Data provided >>
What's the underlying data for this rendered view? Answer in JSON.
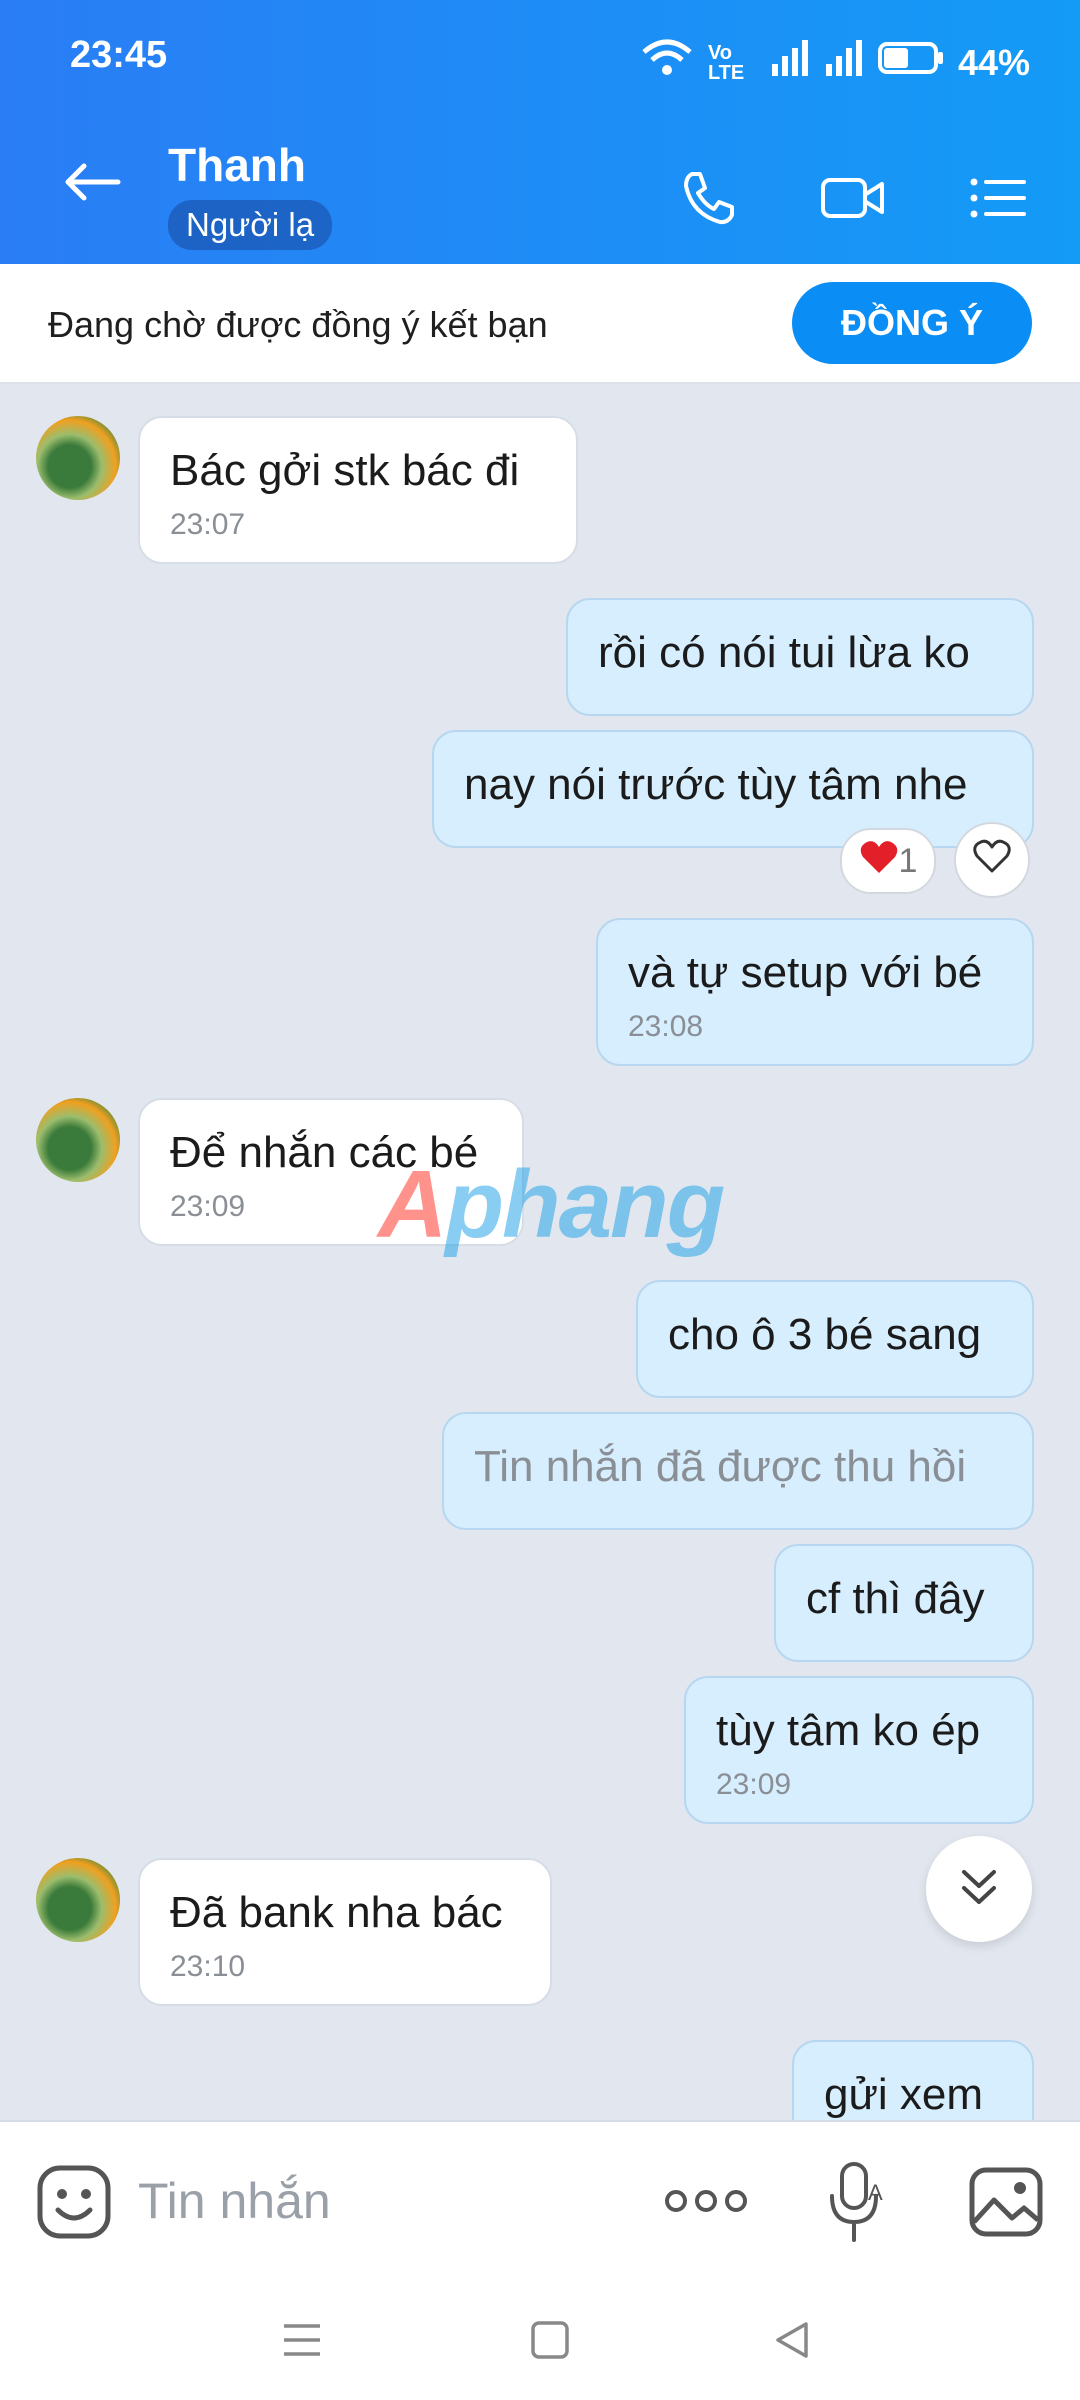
{
  "status": {
    "time": "23:45",
    "network": "Vo LTE",
    "battery": "44%"
  },
  "header": {
    "title": "Thanh",
    "badge": "Người lạ"
  },
  "friend_request": {
    "text": "Đang chờ được đồng ý kết bạn",
    "button": "ĐỒNG Ý"
  },
  "messages": [
    {
      "text": "Bác gởi stk bác đi",
      "time": "23:07"
    },
    {
      "text": "rồi có nói tui lừa ko"
    },
    {
      "text": "nay nói trước tùy tâm nhe",
      "reaction_count": "1"
    },
    {
      "text": "và tự setup với bé",
      "time": "23:08"
    },
    {
      "text": "Để nhắn các bé",
      "time": "23:09"
    },
    {
      "text": "cho ô 3 bé sang"
    },
    {
      "text": "Tin nhắn đã được thu hồi"
    },
    {
      "text": "cf thì đây"
    },
    {
      "text": "tùy tâm ko ép",
      "time": "23:09"
    },
    {
      "text": "Đã bank nha bác",
      "time": "23:10"
    },
    {
      "text": "gửi xem"
    }
  ],
  "input": {
    "placeholder": "Tin nhắn"
  },
  "watermark": {
    "part1": "A",
    "part2": "phang"
  }
}
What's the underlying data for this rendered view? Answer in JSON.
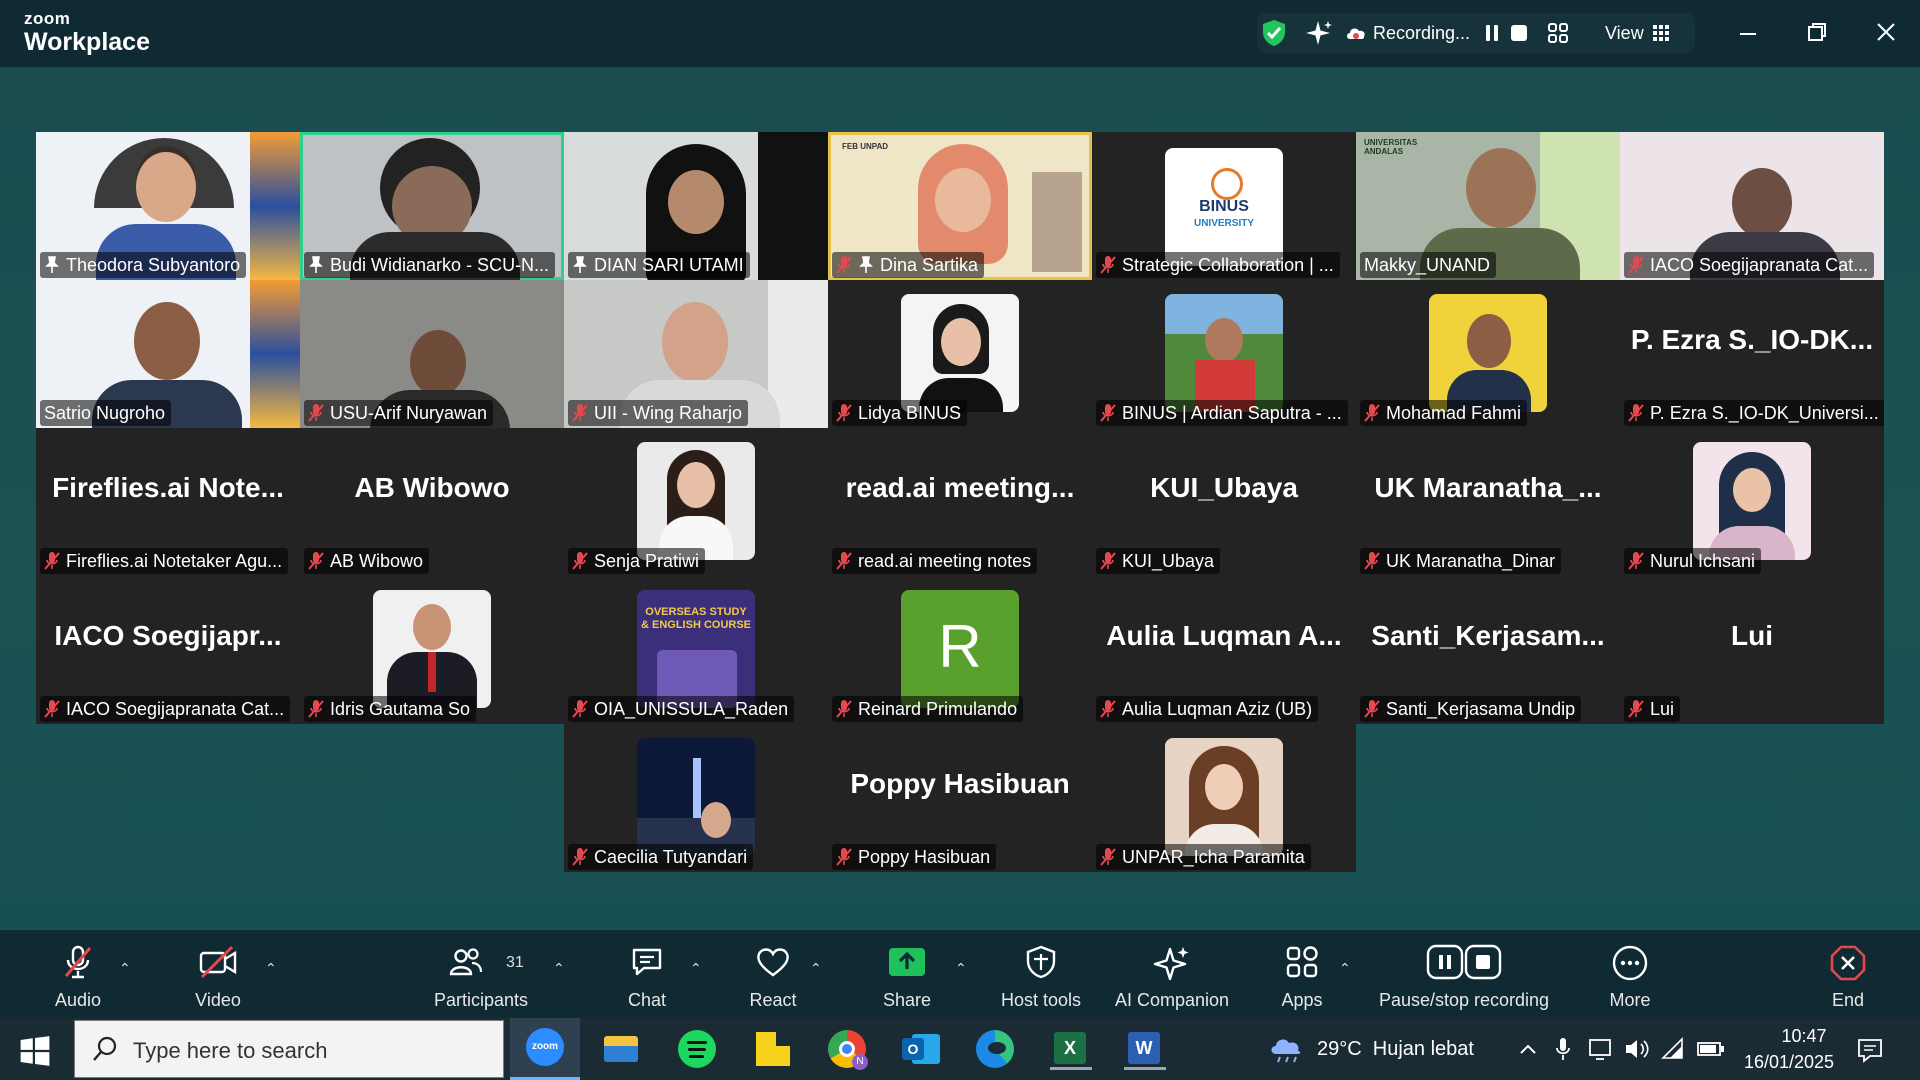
{
  "app": {
    "brand_small": "zoom",
    "brand_large": "Workplace"
  },
  "titlebar": {
    "recording_label": "Recording...",
    "view_label": "View"
  },
  "participants": [
    {
      "name": "Theodora Subyantoro",
      "display": "",
      "muted": false,
      "pinned": true
    },
    {
      "name": "Budi Widianarko - SCU-N...",
      "display": "",
      "muted": false,
      "pinned": true,
      "active": true
    },
    {
      "name": "DIAN SARI UTAMI",
      "display": "",
      "muted": false,
      "pinned": true
    },
    {
      "name": "Dina Sartika",
      "display": "",
      "muted": true,
      "pinned": true,
      "spotlight": true
    },
    {
      "name": "Strategic Collaboration | ...",
      "display": "",
      "muted": true
    },
    {
      "name": "Makky_UNAND",
      "display": "",
      "muted": false
    },
    {
      "name": "IACO Soegijapranata Cat...",
      "display": "",
      "muted": true
    },
    {
      "name": "Satrio Nugroho",
      "display": "",
      "muted": false
    },
    {
      "name": "USU-Arif Nuryawan",
      "display": "",
      "muted": true
    },
    {
      "name": "UII - Wing Raharjo",
      "display": "",
      "muted": true
    },
    {
      "name": "Lidya BINUS",
      "display": "",
      "muted": true
    },
    {
      "name": "BINUS | Ardian Saputra - ...",
      "display": "",
      "muted": true
    },
    {
      "name": "Mohamad Fahmi",
      "display": "",
      "muted": true
    },
    {
      "name": "P. Ezra S._IO-DK_Universi...",
      "display": "P. Ezra S._IO-DK...",
      "muted": true
    },
    {
      "name": "Fireflies.ai Notetaker Agu...",
      "display": "Fireflies.ai Note...",
      "muted": true
    },
    {
      "name": "AB Wibowo",
      "display": "AB Wibowo",
      "muted": true
    },
    {
      "name": "Senja Pratiwi",
      "display": "",
      "muted": true
    },
    {
      "name": "read.ai meeting notes",
      "display": "read.ai meeting...",
      "muted": true
    },
    {
      "name": "KUI_Ubaya",
      "display": "KUI_Ubaya",
      "muted": true
    },
    {
      "name": "UK Maranatha_Dinar",
      "display": "UK Maranatha_...",
      "muted": true
    },
    {
      "name": "Nurul Ichsani",
      "display": "",
      "muted": true
    },
    {
      "name": "IACO Soegijapranata Cat...",
      "display": "IACO Soegijapr...",
      "muted": true
    },
    {
      "name": "Idris Gautama So",
      "display": "",
      "muted": true
    },
    {
      "name": "OIA_UNISSULA_Raden",
      "display": "",
      "muted": true
    },
    {
      "name": "Reinard Primulando",
      "display": "",
      "muted": true,
      "avatar_letter": "R"
    },
    {
      "name": "Aulia Luqman Aziz (UB)",
      "display": "Aulia Luqman A...",
      "muted": true
    },
    {
      "name": "Santi_Kerjasama Undip",
      "display": "Santi_Kerjasam...",
      "muted": true
    },
    {
      "name": "Lui",
      "display": "Lui",
      "muted": true
    },
    {
      "name": "Caecilia Tutyandari",
      "display": "",
      "muted": true
    },
    {
      "name": "Poppy Hasibuan",
      "display": "Poppy Hasibuan",
      "muted": true
    },
    {
      "name": "UNPAR_Icha Paramita",
      "display": "",
      "muted": true
    }
  ],
  "tile_text": {
    "binus_logo": "BINUS",
    "binus_logo_sub": "UNIVERSITY",
    "feb_unpad": "FEB UNPAD",
    "unand": "UNIVERSITAS ANDALAS",
    "overseas": "OVERSEAS STUDY & ENGLISH COURSE"
  },
  "toolbar": {
    "audio": "Audio",
    "video": "Video",
    "participants": "Participants",
    "participants_count": "31",
    "chat": "Chat",
    "react": "React",
    "share": "Share",
    "host_tools": "Host tools",
    "ai_companion": "AI Companion",
    "apps": "Apps",
    "pause_stop": "Pause/stop recording",
    "more": "More",
    "end": "End"
  },
  "taskbar": {
    "search_placeholder": "Type here to search",
    "weather": "29°C  Hujan lebat",
    "time": "10:47",
    "date": "16/01/2025"
  },
  "colors": {
    "accent_green": "#2fd08a",
    "mute_red": "#e5484d",
    "share_green": "#1fc15c",
    "end_red": "#e5484d"
  }
}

Aim of the exercise >> Repeat all of the records verbatim, leaving out the pictures.

Exercise result >>
What's the underlying data for this rendered view? Answer in JSON.
{
  "status": {
    "time": "23:45",
    "network": "Vo LTE",
    "battery": "44%"
  },
  "header": {
    "title": "Thanh",
    "badge": "Người lạ"
  },
  "friend_request": {
    "text": "Đang chờ được đồng ý kết bạn",
    "button": "ĐỒNG Ý"
  },
  "messages": [
    {
      "text": "Bác gởi stk bác đi",
      "time": "23:07"
    },
    {
      "text": "rồi có nói tui lừa ko"
    },
    {
      "text": "nay nói trước tùy tâm nhe",
      "reaction_count": "1"
    },
    {
      "text": "và tự setup với bé",
      "time": "23:08"
    },
    {
      "text": "Để nhắn các bé",
      "time": "23:09"
    },
    {
      "text": "cho ô 3 bé sang"
    },
    {
      "text": "Tin nhắn đã được thu hồi"
    },
    {
      "text": "cf thì đây"
    },
    {
      "text": "tùy tâm ko ép",
      "time": "23:09"
    },
    {
      "text": "Đã bank nha bác",
      "time": "23:10"
    },
    {
      "text": "gửi xem"
    }
  ],
  "input": {
    "placeholder": "Tin nhắn"
  },
  "watermark": {
    "part1": "A",
    "part2": "phang"
  }
}
What's the underlying data for this rendered view? Answer in JSON.
{
  "app": {
    "brand_small": "zoom",
    "brand_large": "Workplace"
  },
  "titlebar": {
    "recording_label": "Recording...",
    "view_label": "View"
  },
  "participants": [
    {
      "name": "Theodora Subyantoro",
      "display": "",
      "muted": false,
      "pinned": true
    },
    {
      "name": "Budi Widianarko - SCU-N...",
      "display": "",
      "muted": false,
      "pinned": true,
      "active": true
    },
    {
      "name": "DIAN SARI UTAMI",
      "display": "",
      "muted": false,
      "pinned": true
    },
    {
      "name": "Dina Sartika",
      "display": "",
      "muted": true,
      "pinned": true,
      "spotlight": true
    },
    {
      "name": "Strategic Collaboration | ...",
      "display": "",
      "muted": true
    },
    {
      "name": "Makky_UNAND",
      "display": "",
      "muted": false
    },
    {
      "name": "IACO Soegijapranata Cat...",
      "display": "",
      "muted": true
    },
    {
      "name": "Satrio Nugroho",
      "display": "",
      "muted": false
    },
    {
      "name": "USU-Arif Nuryawan",
      "display": "",
      "muted": true
    },
    {
      "name": "UII - Wing Raharjo",
      "display": "",
      "muted": true
    },
    {
      "name": "Lidya BINUS",
      "display": "",
      "muted": true
    },
    {
      "name": "BINUS | Ardian Saputra - ...",
      "display": "",
      "muted": true
    },
    {
      "name": "Mohamad Fahmi",
      "display": "",
      "muted": true
    },
    {
      "name": "P. Ezra S._IO-DK_Universi...",
      "display": "P. Ezra S._IO-DK...",
      "muted": true
    },
    {
      "name": "Fireflies.ai Notetaker Agu...",
      "display": "Fireflies.ai Note...",
      "muted": true
    },
    {
      "name": "AB Wibowo",
      "display": "AB Wibowo",
      "muted": true
    },
    {
      "name": "Senja Pratiwi",
      "display": "",
      "muted": true
    },
    {
      "name": "read.ai meeting notes",
      "display": "read.ai meeting...",
      "muted": true
    },
    {
      "name": "KUI_Ubaya",
      "display": "KUI_Ubaya",
      "muted": true
    },
    {
      "name": "UK Maranatha_Dinar",
      "display": "UK Maranatha_...",
      "muted": true
    },
    {
      "name": "Nurul Ichsani",
      "display": "",
      "muted": true
    },
    {
      "name": "IACO Soegijapranata Cat...",
      "display": "IACO Soegijapr...",
      "muted": true
    },
    {
      "name": "Idris Gautama So",
      "display": "",
      "muted": true
    },
    {
      "name": "OIA_UNISSULA_Raden",
      "display": "",
      "muted": true
    },
    {
      "name": "Reinard Primulando",
      "display": "",
      "muted": true,
      "avatar_letter": "R"
    },
    {
      "name": "Aulia Luqman Aziz (UB)",
      "display": "Aulia Luqman A...",
      "muted": true
    },
    {
      "name": "Santi_Kerjasama Undip",
      "display": "Santi_Kerjasam...",
      "muted": true
    },
    {
      "name": "Lui",
      "display": "Lui",
      "muted": true
    },
    {
      "name": "Caecilia Tutyandari",
      "display": "",
      "muted": true
    },
    {
      "name": "Poppy Hasibuan",
      "display": "Poppy Hasibuan",
      "muted": true
    },
    {
      "name": "UNPAR_Icha Paramita",
      "display": "",
      "muted": true
    }
  ],
  "tile_text": {
    "binus_logo": "BINUS",
    "binus_logo_sub": "UNIVERSITY",
    "feb_unpad": "FEB UNPAD",
    "unand": "UNIVERSITAS ANDALAS",
    "overseas": "OVERSEAS STUDY & ENGLISH COURSE"
  },
  "toolbar": {
    "audio": "Audio",
    "video": "Video",
    "participants": "Participants",
    "participants_count": "31",
    "chat": "Chat",
    "react": "React",
    "share": "Share",
    "host_tools": "Host tools",
    "ai_companion": "AI Companion",
    "apps": "Apps",
    "pause_stop": "Pause/stop recording",
    "more": "More",
    "end": "End"
  },
  "taskbar": {
    "search_placeholder": "Type here to search",
    "weather": "29°C  Hujan lebat",
    "time": "10:47",
    "date": "16/01/2025"
  },
  "colors": {
    "accent_green": "#2fd08a",
    "mute_red": "#e5484d",
    "share_green": "#1fc15c",
    "end_red": "#e5484d"
  }
}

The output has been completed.